GOAL: State how many lines of the records contain the string "downloads", and give no other information.

EXTRACTED MATERIAL:

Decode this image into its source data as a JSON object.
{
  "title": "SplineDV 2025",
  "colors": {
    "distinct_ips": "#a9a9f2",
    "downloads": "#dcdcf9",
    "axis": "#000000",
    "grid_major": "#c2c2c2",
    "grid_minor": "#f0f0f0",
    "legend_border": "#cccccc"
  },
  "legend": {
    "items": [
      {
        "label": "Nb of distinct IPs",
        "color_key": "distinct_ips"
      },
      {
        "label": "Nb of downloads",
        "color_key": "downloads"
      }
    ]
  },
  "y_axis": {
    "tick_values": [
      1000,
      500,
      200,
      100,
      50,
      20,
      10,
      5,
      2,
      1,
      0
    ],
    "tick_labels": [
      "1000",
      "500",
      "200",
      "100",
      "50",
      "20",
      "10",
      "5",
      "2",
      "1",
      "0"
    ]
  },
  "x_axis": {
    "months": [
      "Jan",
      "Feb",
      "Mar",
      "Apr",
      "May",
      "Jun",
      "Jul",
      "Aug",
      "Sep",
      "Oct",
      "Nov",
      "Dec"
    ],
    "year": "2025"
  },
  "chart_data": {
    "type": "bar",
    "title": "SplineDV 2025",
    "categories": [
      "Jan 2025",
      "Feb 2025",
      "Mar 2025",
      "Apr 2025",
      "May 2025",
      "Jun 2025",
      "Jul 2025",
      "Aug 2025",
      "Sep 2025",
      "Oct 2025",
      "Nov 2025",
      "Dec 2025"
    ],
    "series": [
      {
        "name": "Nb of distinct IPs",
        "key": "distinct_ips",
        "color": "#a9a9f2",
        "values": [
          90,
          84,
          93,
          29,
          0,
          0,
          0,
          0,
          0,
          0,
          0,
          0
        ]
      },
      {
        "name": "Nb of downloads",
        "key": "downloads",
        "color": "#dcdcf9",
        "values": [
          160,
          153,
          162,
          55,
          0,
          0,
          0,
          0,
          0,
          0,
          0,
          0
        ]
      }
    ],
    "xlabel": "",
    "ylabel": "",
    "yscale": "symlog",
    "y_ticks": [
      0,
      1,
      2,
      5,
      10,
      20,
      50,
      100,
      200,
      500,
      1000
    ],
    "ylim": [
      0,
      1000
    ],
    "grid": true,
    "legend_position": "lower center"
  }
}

---

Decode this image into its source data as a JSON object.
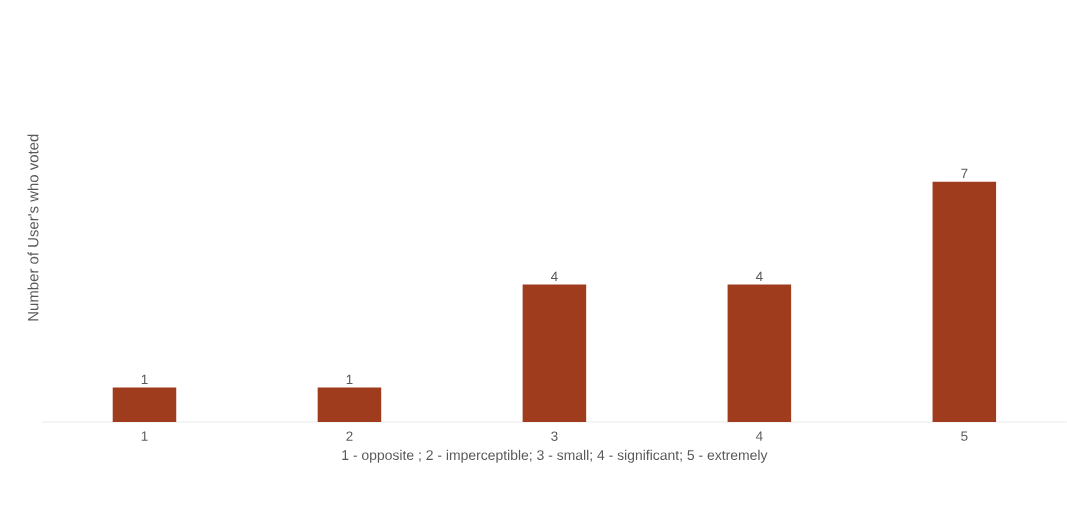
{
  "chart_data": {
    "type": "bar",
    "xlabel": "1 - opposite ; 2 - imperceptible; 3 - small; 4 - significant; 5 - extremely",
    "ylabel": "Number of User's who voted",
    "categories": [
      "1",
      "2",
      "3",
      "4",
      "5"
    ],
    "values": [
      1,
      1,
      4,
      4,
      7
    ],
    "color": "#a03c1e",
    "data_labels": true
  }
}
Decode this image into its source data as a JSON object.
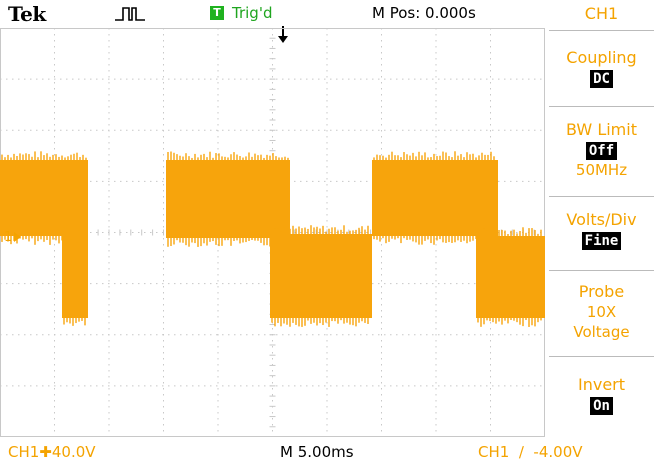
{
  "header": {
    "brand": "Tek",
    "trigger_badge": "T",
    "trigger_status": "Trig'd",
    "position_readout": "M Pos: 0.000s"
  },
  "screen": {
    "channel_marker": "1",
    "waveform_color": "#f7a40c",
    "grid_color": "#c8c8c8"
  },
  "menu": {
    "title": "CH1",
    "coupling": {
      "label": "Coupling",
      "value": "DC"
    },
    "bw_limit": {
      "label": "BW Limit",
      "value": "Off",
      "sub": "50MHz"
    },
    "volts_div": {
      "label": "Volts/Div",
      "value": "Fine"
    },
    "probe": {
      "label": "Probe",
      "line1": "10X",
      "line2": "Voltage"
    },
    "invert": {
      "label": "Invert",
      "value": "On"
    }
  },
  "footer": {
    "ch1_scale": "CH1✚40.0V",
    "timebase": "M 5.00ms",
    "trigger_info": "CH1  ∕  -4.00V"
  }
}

RESULT: 5